Entries with figure data
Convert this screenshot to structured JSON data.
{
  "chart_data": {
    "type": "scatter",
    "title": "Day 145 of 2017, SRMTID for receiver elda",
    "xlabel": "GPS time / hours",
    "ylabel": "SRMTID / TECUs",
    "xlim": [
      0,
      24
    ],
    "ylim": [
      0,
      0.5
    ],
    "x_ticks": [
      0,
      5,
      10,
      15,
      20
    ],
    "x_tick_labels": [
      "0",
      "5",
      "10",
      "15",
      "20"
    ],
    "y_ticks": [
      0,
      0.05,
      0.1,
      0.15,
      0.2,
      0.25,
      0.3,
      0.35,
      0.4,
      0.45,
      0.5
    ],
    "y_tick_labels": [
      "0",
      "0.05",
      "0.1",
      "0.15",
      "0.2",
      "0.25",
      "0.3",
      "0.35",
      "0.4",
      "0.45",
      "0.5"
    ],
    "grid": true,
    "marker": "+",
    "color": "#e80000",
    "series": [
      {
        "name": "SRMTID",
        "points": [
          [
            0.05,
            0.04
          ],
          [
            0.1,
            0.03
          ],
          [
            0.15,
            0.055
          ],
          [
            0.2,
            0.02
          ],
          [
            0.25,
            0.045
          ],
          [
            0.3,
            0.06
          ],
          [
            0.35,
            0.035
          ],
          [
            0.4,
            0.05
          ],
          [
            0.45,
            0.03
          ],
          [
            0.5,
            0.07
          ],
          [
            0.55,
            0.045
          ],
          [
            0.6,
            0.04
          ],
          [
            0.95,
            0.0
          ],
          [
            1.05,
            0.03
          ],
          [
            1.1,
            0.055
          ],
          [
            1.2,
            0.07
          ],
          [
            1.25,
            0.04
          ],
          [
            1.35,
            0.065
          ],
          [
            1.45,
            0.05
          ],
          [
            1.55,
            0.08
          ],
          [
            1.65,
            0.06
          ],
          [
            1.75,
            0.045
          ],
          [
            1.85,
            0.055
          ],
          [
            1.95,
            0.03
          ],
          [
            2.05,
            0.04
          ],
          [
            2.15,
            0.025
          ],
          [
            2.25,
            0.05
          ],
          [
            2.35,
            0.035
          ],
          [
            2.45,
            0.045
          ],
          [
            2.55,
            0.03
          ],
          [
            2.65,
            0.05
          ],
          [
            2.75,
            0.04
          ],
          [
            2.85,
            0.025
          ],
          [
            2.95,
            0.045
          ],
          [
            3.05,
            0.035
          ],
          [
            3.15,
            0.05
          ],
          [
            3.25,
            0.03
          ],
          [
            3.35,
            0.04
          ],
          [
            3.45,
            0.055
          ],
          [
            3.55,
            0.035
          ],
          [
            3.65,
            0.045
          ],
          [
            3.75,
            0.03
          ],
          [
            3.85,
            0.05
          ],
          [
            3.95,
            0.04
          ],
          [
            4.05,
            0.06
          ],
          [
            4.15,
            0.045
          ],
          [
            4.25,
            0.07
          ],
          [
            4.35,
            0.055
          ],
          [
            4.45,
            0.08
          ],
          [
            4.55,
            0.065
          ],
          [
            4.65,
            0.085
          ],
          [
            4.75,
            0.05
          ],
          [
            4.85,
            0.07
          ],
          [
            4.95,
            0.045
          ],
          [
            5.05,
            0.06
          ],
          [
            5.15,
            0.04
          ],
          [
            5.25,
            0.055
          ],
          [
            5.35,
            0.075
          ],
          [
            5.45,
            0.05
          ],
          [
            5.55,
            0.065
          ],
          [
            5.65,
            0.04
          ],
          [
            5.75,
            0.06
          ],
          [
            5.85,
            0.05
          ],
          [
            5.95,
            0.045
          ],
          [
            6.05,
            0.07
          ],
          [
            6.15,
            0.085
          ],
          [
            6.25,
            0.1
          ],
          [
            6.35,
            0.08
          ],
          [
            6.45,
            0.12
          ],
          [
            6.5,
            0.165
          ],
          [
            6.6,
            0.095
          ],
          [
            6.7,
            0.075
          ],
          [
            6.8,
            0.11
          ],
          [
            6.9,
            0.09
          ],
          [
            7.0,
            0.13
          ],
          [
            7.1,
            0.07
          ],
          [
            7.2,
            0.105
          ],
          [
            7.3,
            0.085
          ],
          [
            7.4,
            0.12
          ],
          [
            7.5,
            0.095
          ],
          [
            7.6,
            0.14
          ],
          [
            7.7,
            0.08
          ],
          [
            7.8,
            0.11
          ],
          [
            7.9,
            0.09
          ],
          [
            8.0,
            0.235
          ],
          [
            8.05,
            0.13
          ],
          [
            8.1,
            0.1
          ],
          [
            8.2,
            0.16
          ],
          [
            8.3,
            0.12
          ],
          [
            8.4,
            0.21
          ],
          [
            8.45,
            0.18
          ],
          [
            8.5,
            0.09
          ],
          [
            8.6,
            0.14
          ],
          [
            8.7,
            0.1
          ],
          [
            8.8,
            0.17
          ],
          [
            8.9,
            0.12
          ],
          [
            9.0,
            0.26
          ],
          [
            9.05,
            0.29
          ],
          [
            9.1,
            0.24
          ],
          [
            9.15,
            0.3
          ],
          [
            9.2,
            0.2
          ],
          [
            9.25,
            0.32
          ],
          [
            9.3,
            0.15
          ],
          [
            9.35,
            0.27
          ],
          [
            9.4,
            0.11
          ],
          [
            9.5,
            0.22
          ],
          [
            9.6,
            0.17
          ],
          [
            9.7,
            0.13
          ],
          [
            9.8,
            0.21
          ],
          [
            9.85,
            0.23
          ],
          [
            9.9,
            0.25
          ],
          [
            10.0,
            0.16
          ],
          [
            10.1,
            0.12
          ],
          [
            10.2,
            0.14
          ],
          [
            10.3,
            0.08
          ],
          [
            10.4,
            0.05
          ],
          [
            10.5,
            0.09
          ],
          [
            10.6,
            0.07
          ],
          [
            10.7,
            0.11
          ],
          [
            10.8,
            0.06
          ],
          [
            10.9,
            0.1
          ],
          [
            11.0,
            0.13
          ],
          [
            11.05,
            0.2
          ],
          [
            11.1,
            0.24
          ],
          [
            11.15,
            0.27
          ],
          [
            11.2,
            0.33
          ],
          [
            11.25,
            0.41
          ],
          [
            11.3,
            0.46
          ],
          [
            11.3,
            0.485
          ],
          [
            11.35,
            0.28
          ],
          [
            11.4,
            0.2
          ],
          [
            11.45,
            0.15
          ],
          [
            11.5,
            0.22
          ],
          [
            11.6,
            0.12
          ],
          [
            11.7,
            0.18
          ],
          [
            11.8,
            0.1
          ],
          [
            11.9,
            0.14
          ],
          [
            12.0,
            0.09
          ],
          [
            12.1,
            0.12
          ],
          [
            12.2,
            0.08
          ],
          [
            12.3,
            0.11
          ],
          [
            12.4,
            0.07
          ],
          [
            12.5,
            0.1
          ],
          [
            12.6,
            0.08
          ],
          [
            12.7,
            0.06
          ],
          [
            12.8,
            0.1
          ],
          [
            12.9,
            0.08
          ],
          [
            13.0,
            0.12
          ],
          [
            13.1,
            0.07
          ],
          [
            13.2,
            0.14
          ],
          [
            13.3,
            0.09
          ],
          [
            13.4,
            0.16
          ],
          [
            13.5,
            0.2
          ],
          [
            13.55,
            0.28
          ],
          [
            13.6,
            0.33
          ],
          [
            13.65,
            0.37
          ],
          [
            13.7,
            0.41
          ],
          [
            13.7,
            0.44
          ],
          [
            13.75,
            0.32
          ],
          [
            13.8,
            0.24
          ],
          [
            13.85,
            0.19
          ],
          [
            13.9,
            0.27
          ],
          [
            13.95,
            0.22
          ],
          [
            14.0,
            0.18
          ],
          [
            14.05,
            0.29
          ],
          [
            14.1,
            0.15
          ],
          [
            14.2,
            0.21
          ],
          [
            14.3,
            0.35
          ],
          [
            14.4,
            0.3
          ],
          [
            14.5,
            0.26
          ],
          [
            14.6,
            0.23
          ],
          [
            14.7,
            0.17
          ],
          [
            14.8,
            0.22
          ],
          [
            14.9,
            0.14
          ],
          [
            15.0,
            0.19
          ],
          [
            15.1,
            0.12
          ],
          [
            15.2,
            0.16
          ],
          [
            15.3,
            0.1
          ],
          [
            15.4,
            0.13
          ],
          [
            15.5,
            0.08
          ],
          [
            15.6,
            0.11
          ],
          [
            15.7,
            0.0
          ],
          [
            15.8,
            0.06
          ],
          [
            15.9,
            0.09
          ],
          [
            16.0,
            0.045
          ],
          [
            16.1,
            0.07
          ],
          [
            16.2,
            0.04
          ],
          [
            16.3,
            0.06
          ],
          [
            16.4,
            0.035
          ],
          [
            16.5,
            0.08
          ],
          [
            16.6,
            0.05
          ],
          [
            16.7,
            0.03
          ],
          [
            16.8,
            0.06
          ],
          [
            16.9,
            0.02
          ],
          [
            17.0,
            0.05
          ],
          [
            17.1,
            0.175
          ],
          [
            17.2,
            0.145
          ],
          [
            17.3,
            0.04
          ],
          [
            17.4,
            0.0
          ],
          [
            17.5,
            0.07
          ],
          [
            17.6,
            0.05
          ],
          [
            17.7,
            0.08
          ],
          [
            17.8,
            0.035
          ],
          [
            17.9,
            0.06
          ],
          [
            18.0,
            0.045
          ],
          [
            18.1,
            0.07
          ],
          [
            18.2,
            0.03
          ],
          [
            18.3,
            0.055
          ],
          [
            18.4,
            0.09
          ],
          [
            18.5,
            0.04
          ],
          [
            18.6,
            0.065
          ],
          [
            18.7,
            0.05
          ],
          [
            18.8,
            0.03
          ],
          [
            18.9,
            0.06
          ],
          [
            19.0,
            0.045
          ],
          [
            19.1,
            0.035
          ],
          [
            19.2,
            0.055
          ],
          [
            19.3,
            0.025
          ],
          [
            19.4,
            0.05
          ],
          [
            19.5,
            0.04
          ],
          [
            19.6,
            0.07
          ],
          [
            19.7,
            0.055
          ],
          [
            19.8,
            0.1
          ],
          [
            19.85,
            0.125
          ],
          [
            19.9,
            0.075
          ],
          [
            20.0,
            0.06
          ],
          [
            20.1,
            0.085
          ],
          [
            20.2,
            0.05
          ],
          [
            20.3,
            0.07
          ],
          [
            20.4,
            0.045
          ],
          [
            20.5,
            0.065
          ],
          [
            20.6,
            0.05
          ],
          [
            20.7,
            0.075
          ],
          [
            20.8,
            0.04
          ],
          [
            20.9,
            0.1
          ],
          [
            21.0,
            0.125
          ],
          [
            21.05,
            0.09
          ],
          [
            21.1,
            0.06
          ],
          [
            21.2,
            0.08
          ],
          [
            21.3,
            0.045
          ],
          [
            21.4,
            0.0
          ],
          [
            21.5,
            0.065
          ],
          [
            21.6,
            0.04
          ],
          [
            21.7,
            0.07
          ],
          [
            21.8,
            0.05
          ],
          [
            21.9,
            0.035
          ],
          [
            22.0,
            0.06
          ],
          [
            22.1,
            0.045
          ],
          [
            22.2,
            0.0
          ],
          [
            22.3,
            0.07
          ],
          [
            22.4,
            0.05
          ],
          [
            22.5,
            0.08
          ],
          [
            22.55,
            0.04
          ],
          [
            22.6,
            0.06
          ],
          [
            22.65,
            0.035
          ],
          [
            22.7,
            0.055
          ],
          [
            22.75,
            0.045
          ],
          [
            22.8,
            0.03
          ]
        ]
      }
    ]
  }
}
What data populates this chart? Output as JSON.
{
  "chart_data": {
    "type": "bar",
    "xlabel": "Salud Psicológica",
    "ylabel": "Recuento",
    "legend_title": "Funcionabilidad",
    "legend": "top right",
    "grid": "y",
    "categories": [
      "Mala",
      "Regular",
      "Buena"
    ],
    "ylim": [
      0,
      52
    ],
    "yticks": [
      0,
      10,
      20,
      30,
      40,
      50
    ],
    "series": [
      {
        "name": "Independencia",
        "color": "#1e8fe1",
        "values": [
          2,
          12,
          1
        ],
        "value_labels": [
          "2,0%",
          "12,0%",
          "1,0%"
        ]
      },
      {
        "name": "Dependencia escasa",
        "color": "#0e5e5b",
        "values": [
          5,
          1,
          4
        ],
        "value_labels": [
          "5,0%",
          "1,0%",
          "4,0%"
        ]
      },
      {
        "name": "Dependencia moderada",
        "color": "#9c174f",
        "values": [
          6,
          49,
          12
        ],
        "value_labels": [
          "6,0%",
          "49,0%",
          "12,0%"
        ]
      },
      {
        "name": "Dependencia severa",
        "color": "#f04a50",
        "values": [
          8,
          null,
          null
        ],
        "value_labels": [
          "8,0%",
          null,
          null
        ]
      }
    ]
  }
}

## Exercise instructions
How many lines of the listing above include the word "this"? Reply with the number alone.

## Complete response
2